*Input data:*
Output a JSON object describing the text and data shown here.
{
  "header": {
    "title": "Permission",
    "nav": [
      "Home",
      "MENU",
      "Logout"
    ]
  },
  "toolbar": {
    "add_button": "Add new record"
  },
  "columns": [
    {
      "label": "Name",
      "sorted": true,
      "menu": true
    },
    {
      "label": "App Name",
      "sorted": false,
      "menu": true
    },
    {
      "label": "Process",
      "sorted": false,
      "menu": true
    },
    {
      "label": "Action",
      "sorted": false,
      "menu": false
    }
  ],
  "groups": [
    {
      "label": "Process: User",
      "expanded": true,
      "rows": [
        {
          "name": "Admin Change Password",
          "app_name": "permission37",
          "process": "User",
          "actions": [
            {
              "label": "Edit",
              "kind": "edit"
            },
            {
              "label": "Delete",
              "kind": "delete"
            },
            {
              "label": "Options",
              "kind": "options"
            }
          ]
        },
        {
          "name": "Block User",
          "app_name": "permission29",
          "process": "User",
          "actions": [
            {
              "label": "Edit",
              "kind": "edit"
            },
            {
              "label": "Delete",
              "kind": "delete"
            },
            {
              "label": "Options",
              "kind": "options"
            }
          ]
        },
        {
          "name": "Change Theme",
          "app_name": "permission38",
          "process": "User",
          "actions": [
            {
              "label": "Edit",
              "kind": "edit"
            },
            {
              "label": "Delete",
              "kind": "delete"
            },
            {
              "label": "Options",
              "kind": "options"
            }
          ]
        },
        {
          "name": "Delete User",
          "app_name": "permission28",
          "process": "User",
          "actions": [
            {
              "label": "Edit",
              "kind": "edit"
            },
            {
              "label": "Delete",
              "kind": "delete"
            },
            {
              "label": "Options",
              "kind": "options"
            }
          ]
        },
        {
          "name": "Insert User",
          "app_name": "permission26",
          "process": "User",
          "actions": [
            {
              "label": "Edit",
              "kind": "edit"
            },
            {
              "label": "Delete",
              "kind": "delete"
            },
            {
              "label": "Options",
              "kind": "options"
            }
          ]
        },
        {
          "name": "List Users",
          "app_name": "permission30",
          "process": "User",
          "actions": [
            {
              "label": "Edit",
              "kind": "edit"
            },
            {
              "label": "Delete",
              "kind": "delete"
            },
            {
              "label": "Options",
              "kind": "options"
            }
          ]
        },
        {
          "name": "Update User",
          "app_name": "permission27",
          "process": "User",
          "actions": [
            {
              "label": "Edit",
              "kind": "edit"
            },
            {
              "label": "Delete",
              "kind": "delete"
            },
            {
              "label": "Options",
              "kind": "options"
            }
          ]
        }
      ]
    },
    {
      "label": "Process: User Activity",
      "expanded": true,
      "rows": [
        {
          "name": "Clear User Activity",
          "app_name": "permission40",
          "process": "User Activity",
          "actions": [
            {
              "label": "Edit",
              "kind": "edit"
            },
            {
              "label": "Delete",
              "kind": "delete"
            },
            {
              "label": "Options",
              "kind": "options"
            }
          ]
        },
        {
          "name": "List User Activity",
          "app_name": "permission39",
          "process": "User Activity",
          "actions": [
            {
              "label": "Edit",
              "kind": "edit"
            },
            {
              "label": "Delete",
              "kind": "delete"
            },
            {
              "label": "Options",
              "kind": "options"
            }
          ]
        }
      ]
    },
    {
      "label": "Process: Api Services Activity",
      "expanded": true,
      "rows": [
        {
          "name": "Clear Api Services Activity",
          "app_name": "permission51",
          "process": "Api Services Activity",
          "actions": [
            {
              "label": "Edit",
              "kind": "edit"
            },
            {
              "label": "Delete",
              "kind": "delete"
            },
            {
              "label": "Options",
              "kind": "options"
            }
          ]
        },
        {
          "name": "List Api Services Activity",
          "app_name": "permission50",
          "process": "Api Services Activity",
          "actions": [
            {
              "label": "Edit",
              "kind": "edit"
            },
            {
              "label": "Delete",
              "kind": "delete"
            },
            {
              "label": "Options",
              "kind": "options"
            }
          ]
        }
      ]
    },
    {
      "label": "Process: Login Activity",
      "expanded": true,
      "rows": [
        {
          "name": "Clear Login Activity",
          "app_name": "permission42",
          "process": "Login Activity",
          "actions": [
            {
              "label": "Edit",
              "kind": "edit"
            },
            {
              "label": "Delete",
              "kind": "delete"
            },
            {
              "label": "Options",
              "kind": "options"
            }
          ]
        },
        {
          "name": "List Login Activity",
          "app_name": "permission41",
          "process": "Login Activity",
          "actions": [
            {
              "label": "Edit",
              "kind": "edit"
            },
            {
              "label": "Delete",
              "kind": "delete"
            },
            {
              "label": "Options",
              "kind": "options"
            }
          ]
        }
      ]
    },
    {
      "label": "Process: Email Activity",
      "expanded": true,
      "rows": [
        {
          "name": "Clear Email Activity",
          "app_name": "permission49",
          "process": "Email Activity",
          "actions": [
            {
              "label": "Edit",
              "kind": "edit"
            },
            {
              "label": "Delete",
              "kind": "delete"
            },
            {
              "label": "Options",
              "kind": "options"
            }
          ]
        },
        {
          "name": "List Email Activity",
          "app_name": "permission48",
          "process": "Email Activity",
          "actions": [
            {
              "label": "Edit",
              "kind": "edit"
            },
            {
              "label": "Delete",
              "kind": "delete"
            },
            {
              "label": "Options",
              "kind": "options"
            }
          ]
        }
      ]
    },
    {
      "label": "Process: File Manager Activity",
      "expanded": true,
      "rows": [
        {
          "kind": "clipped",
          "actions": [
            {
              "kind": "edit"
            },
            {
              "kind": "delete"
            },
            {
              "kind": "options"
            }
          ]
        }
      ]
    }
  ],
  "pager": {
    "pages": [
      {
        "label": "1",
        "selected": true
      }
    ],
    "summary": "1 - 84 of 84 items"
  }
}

*Stated exercise:*
What is the number of lines in the records that contain "Clear"? Give that number only.

*Completed task:*
4